===== Record list

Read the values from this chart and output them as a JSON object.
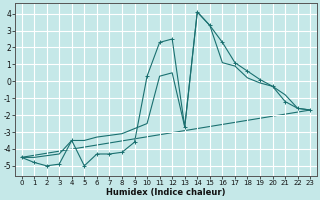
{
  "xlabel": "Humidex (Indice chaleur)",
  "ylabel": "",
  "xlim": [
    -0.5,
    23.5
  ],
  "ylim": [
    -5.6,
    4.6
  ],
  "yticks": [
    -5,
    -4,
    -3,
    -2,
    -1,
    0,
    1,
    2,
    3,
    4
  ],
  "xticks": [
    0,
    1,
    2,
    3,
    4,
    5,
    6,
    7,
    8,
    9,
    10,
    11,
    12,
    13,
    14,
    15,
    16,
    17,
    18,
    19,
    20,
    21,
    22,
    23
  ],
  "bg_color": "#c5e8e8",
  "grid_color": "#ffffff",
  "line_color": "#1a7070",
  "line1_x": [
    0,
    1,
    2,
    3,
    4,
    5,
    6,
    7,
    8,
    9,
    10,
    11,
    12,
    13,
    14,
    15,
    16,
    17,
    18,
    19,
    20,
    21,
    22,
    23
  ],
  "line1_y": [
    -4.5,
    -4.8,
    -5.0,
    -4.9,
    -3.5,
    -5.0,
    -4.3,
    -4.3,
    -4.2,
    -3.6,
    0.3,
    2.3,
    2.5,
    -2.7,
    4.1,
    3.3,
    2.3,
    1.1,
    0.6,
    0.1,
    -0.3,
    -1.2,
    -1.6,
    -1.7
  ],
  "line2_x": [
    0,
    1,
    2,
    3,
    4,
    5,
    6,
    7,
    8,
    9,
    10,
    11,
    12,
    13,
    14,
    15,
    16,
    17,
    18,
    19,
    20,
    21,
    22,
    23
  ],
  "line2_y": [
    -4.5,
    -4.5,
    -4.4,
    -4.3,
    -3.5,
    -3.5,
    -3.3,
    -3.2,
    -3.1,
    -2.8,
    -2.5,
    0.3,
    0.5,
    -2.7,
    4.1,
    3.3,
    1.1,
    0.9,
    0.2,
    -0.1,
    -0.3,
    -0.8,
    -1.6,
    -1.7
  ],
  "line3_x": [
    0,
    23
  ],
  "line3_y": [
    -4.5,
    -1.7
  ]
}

==========

*Problem description*. The records shown above are to be repeated exactly, with the pictures left out.

*Complete output*.
Read the values from this chart and output them as a JSON object.
{
  "xlabel": "Humidex (Indice chaleur)",
  "ylabel": "",
  "xlim": [
    -0.5,
    23.5
  ],
  "ylim": [
    -5.6,
    4.6
  ],
  "yticks": [
    -5,
    -4,
    -3,
    -2,
    -1,
    0,
    1,
    2,
    3,
    4
  ],
  "xticks": [
    0,
    1,
    2,
    3,
    4,
    5,
    6,
    7,
    8,
    9,
    10,
    11,
    12,
    13,
    14,
    15,
    16,
    17,
    18,
    19,
    20,
    21,
    22,
    23
  ],
  "bg_color": "#c5e8e8",
  "grid_color": "#ffffff",
  "line_color": "#1a7070",
  "line1_x": [
    0,
    1,
    2,
    3,
    4,
    5,
    6,
    7,
    8,
    9,
    10,
    11,
    12,
    13,
    14,
    15,
    16,
    17,
    18,
    19,
    20,
    21,
    22,
    23
  ],
  "line1_y": [
    -4.5,
    -4.8,
    -5.0,
    -4.9,
    -3.5,
    -5.0,
    -4.3,
    -4.3,
    -4.2,
    -3.6,
    0.3,
    2.3,
    2.5,
    -2.7,
    4.1,
    3.3,
    2.3,
    1.1,
    0.6,
    0.1,
    -0.3,
    -1.2,
    -1.6,
    -1.7
  ],
  "line2_x": [
    0,
    1,
    2,
    3,
    4,
    5,
    6,
    7,
    8,
    9,
    10,
    11,
    12,
    13,
    14,
    15,
    16,
    17,
    18,
    19,
    20,
    21,
    22,
    23
  ],
  "line2_y": [
    -4.5,
    -4.5,
    -4.4,
    -4.3,
    -3.5,
    -3.5,
    -3.3,
    -3.2,
    -3.1,
    -2.8,
    -2.5,
    0.3,
    0.5,
    -2.7,
    4.1,
    3.3,
    1.1,
    0.9,
    0.2,
    -0.1,
    -0.3,
    -0.8,
    -1.6,
    -1.7
  ],
  "line3_x": [
    0,
    23
  ],
  "line3_y": [
    -4.5,
    -1.7
  ]
}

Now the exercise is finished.